(Document extract):
┄┄┄┄┄┄┄┄┄┄

On Friday, the Israel Defense Forces (IDF) asserted that Hamas has a command center under Shifa Hospital in Gaza City. Technology may be able to vet the claim.
IDF Spokesman Rear Adm. Daniel Hagari told international media that Hamas has constructed several underground complexes beneath Shifa Hospital – the largest hospital in the Gaza Strip – which it is using for command and control. Hagari presented visual depictions of the complex locations and tunnels that serve them as well as intercepted audio as evidence of the terror organization’s underground activity.
“Right now, terrorists move freely in Shifa Hospital, and other hospitals in Gaza,” Hagari said.
The IDF’s spokesman said information on Hamas’s use of the hospital was gathered from a wide range of intelligence sources collected by the Military Intelligence Directorate and Shin Bet security agency. That intelligence has already been provided to allies he added.
Hamas denies the allegations. Izzat al-Rishq, a senior member of the Hamas political bureau told The Times of Israel, “There’s no basis in truth in what the spokesman of the enemy army said
.”
But Hagari told the media that Israel has “concrete evidence” that “hundreds of terrorists flooded into the hospital to hide” following the Oct. 7 massacre in which Hamas terrorists burst through the border and slaughtered roughly 1,400 people in southern Israel. He added that Israel has intelligence of underground tunnels from outside the hospital leading to the complex, enabling Hamas commanders to move to and from it.
Hagari asserted that there is also an entrance to the underground complex from within one of the wards. What tools could Israeli intelligence use to gather such information?
The most obvious is human intelligence (HUMINT). Cultivated informants inside Gaza may have provided clues regarding the structures underneath Shifa as could “walk-ins” – people inside Gaza volunteering information. But anyone doing so faces extreme risk from being caught by Palestinian officials or Hamas itself.
However, a number of recent essays have noted that Israel’s sources inside Gaza and the West Bank have dried up in the last 15 years. The Associated Press noted that when Israel withdrew troops and settlers from the Gaza Strip in 2005, it was stripped “of a close handle on the happenings in the territory”.

┄┄┄┄┄┄┄┄┄┄

(Exercise A):
According to the Shifa Hospital article, in what year did Israel withdraw its troops and settlers from the Gaza Strip?
(Exercise B):
Continue the Shifa Hospital article from its last sentence.
The material that follows is not needed for either task.

(Material provided):
┄┄┄┄┄┄┄┄┄┄

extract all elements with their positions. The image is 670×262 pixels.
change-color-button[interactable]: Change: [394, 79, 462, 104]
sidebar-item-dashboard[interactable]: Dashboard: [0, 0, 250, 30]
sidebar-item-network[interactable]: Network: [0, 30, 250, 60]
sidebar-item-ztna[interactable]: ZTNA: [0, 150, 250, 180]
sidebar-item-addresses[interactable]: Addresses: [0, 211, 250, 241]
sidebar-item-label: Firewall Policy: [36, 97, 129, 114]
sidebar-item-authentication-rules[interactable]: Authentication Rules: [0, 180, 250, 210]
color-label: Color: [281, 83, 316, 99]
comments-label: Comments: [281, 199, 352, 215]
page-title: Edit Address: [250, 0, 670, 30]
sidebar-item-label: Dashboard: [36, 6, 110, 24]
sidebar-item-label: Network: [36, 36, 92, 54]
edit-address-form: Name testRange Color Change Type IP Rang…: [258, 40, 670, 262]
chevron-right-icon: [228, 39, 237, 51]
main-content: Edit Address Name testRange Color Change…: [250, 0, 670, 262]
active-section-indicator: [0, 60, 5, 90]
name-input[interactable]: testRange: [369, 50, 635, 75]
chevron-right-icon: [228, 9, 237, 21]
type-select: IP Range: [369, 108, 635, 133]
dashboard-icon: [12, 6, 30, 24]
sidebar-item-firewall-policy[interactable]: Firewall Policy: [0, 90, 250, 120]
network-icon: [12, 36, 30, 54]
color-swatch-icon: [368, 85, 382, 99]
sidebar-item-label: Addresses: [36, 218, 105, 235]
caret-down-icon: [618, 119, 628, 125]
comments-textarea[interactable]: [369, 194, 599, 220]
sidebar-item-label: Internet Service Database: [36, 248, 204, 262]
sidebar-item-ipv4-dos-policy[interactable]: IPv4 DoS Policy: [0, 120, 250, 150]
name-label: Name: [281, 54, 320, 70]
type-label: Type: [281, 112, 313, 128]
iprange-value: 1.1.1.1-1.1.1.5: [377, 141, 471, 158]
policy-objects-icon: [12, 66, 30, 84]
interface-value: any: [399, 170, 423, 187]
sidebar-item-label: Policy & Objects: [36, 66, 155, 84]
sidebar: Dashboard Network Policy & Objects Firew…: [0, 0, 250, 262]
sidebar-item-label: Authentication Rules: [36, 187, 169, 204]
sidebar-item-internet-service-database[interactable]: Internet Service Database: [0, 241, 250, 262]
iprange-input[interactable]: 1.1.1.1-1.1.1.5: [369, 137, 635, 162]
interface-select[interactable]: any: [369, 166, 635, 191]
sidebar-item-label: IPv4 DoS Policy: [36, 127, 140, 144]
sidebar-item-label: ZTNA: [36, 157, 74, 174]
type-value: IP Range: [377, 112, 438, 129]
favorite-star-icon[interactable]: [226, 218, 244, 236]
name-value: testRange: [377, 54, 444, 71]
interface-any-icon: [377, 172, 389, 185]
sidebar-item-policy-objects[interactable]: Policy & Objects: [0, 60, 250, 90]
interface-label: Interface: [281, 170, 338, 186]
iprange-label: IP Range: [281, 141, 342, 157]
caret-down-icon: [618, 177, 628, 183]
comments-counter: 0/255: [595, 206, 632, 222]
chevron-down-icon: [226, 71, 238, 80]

┄┄┄┄┄┄┄┄┄┄

(Exercise result A):
Israel withdrew them in 2005.

(Exercise result B):
That leaves technology. One of the foremost tools in Israel’s kit is Pegasus, commercial spyware developed and sold by the Israeli company, NSO Group. Pegasus capitalizes on mobile devices, capable of installing itself on a phone without requiring users to click a link. It reportedly gives hackers complete access to the entire contents of the phone, as well as the ability to use its cameras and microphone undetected.
Pegasus may have been the source of the intercepted audio RADM Hagari mentioned and which Israel posted on X (Twitter) last Thursday.
Overhead sensing via satellite is another possible means of detecting structures and activity underneath and around Shifa Hopsital. Synthetic Aperture Radar (SAR) satellites are able to detect changes in the earth’s surface down to a few millimeters. This allows them to identify signs of subsurface construction, the slight settling or bulging of the ground that can occur above an underground structure.
Israel operates TecSAR-1 (Ofeq-8), a reconnaissance satellite launched in 2008. It’s equipped with a SAR developed by Elta Systems. EROSAR 1, a SAR-enabled satellite launched in 2022 has more advanced capability.
Gravity-measuring satellites can detect tiny variations in the earth’s gravitational field that can be caused by the presence of a large, dense object underground, such as a bunker. Thermal imaging satellites can detect heat anomalies on the earth’s surface, for example, an underground facility might give off excess heat particularly at night that could be detected.
Satellite sensing is not fully reliable, potentially complicated by factors including the depth of the underground structure, the type of soil, and weather. Satellites generally offer indirect evidence of an underground structure.
But seismic imaging and surface-based ground-penetrating radar can add to other evidence. As far back as 2014, there was discussion of Israeli use and development of such radar in Gaza. Aerial scans – both thermal and radar based – are possible from drones and sophisticated aircraft including the Israeli Air Force’s Oron intelligence-gathering jet.
Electromagnetic induction, essentially metal detector-like sensing, can be used to detect wiring underground if complexes or tunnels are provided with electric lighting systems. The U.S. has delved into all of the above methods for finding and characterizing underground structures and has collaborated with Israel in yoking technologies to such efforts.
Independently verifying whether there is a large Hamas bunker underneath Shifa is highly difficult but there is precedent for the use of hospitals as shields for both weapons deployment and command and control by Hamas. As the war in Gaza unfolds, we will very likely confirm or refute whether Hamas’ is operating under the biggest hospital in Gaza.